*Listed records*:
=-=-=
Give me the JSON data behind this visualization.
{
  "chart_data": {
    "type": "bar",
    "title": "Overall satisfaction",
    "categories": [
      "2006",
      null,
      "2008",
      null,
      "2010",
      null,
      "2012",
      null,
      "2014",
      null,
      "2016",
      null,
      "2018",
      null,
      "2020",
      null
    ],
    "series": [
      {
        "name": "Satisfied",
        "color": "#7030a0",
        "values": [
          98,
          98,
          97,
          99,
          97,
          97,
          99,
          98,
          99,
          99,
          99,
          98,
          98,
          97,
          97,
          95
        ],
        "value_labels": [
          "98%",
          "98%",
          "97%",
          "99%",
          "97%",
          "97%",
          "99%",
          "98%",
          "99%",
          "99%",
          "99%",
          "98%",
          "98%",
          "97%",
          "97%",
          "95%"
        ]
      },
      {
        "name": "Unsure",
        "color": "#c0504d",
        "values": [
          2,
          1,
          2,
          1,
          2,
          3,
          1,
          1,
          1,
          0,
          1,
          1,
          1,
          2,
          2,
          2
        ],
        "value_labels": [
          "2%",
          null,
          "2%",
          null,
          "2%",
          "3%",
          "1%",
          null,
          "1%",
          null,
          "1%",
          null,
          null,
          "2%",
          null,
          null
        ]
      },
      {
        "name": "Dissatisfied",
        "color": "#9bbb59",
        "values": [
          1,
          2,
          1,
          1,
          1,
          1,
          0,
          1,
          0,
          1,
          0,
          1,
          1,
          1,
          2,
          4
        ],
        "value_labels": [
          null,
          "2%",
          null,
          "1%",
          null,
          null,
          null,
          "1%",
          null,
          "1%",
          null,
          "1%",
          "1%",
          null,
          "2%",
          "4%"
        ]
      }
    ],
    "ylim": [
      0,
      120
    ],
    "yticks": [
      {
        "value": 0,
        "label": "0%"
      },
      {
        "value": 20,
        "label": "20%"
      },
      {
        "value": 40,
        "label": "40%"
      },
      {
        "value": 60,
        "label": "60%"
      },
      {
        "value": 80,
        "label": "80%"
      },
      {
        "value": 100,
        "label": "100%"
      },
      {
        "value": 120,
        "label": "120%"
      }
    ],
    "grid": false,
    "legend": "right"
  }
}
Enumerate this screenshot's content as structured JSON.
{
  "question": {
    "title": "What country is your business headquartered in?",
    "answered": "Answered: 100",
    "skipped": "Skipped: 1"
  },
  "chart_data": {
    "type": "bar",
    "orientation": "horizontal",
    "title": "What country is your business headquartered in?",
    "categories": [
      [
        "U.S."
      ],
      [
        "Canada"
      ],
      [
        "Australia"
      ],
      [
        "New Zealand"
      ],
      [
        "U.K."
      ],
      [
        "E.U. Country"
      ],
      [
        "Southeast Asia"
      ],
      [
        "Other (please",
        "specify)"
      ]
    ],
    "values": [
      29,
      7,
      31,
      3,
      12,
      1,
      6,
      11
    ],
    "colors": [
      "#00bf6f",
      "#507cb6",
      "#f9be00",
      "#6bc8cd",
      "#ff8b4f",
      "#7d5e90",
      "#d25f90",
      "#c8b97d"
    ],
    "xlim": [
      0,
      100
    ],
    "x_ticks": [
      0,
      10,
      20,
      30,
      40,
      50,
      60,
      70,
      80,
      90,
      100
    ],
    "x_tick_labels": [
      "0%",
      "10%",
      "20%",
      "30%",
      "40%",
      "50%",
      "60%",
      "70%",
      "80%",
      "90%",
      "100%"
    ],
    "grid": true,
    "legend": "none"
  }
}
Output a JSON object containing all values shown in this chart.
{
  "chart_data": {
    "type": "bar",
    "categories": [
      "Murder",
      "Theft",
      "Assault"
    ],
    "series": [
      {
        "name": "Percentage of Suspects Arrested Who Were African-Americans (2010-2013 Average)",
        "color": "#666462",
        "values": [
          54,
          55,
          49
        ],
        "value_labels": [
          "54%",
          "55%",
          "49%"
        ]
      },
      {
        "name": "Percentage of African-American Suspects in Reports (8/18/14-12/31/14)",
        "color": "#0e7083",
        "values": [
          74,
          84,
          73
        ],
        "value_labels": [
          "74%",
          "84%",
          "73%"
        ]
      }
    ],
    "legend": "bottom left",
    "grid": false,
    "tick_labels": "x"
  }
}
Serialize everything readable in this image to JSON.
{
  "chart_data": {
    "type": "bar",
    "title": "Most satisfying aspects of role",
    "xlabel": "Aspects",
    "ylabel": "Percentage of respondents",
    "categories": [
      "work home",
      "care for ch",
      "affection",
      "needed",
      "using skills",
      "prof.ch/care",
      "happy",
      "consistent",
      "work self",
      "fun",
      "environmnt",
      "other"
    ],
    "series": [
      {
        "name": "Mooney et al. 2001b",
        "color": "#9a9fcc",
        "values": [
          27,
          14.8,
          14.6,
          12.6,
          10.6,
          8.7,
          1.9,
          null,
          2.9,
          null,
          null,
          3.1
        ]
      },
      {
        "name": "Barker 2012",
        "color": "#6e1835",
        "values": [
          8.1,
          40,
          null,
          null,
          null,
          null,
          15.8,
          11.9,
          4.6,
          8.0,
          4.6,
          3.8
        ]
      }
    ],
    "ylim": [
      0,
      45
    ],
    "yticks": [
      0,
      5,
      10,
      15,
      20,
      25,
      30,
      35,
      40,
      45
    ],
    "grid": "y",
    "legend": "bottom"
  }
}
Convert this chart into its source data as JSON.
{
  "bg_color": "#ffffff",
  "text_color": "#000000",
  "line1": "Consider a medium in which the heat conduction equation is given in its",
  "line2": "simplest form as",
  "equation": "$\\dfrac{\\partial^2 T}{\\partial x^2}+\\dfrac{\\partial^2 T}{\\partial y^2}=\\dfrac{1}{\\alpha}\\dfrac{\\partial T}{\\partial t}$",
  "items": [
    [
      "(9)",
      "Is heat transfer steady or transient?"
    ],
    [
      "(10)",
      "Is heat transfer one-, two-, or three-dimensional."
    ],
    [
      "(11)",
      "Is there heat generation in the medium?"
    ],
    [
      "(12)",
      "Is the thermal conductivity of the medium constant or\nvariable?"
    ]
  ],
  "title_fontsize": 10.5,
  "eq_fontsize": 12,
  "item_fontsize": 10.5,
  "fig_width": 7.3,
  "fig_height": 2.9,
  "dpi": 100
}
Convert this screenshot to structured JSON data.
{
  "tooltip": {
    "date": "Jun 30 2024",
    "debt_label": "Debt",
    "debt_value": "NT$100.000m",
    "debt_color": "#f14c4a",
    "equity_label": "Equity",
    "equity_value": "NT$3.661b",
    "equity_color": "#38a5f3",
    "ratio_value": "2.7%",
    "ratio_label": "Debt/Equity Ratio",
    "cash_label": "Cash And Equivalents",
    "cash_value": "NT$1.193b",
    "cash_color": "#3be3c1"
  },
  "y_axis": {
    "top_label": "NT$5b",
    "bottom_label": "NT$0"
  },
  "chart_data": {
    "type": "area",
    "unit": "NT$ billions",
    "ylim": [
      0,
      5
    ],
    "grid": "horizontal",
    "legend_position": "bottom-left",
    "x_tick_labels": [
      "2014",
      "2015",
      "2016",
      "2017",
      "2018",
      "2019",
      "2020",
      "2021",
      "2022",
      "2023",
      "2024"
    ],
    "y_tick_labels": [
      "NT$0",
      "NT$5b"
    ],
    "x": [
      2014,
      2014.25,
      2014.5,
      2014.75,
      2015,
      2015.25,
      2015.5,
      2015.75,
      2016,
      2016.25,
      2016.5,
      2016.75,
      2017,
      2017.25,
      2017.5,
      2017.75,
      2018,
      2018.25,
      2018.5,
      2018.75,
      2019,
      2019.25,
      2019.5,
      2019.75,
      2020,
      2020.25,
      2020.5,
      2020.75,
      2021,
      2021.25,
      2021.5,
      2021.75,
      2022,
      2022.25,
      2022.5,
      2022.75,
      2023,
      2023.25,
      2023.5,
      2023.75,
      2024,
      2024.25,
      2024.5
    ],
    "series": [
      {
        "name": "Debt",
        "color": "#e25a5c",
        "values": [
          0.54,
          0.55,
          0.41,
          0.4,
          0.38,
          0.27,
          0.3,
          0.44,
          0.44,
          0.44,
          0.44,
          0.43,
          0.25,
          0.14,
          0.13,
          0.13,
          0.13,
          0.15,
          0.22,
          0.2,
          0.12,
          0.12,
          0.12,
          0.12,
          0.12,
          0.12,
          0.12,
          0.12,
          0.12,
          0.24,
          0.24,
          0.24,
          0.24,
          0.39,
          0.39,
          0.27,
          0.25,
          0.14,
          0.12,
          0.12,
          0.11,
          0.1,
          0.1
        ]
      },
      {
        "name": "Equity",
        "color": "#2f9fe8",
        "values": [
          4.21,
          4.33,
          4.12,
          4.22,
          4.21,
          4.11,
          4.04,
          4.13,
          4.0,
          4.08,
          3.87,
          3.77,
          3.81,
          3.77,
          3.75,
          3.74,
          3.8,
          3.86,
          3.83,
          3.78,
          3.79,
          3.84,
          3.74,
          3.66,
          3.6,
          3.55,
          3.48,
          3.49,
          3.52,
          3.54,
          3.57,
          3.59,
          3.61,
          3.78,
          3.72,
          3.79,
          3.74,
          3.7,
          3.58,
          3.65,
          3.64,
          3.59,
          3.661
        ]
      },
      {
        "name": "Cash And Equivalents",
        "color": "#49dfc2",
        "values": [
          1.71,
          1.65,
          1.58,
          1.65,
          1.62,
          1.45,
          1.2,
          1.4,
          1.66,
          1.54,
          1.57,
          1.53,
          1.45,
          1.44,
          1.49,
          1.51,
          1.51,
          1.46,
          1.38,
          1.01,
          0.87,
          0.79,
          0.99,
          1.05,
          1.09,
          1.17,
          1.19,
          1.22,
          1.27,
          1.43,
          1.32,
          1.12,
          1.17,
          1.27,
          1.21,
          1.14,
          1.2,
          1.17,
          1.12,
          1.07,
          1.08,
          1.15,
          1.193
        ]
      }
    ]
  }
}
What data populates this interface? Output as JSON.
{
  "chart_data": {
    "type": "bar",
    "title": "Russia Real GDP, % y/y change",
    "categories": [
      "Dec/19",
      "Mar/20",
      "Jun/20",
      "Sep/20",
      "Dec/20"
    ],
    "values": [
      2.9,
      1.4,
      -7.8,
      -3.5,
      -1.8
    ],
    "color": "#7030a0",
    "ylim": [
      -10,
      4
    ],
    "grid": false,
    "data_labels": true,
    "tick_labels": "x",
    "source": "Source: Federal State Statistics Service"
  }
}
=-=-=
*Exercise brief*: Begin with the line that contains "What data populates" and quote each line after it exactly, stopping after the last line of the data.

*Exercise answer*:
What data populates this interface? Output as JSON.
{
  "chart_data": {
    "type": "bar",
    "title": "Russia Real GDP, % y/y change",
    "categories": [
      "Dec/19",
      "Mar/20",
      "Jun/20",
      "Sep/20",
      "Dec/20"
    ],
    "values": [
      2.9,
      1.4,
      -7.8,
      -3.5,
      -1.8
    ],
    "color": "#7030a0",
    "ylim": [
      -10,
      4
    ],
    "grid": false,
    "data_labels": true,
    "tick_labels": "x",
    "source": "Source: Federal State Statistics Service"
  }
}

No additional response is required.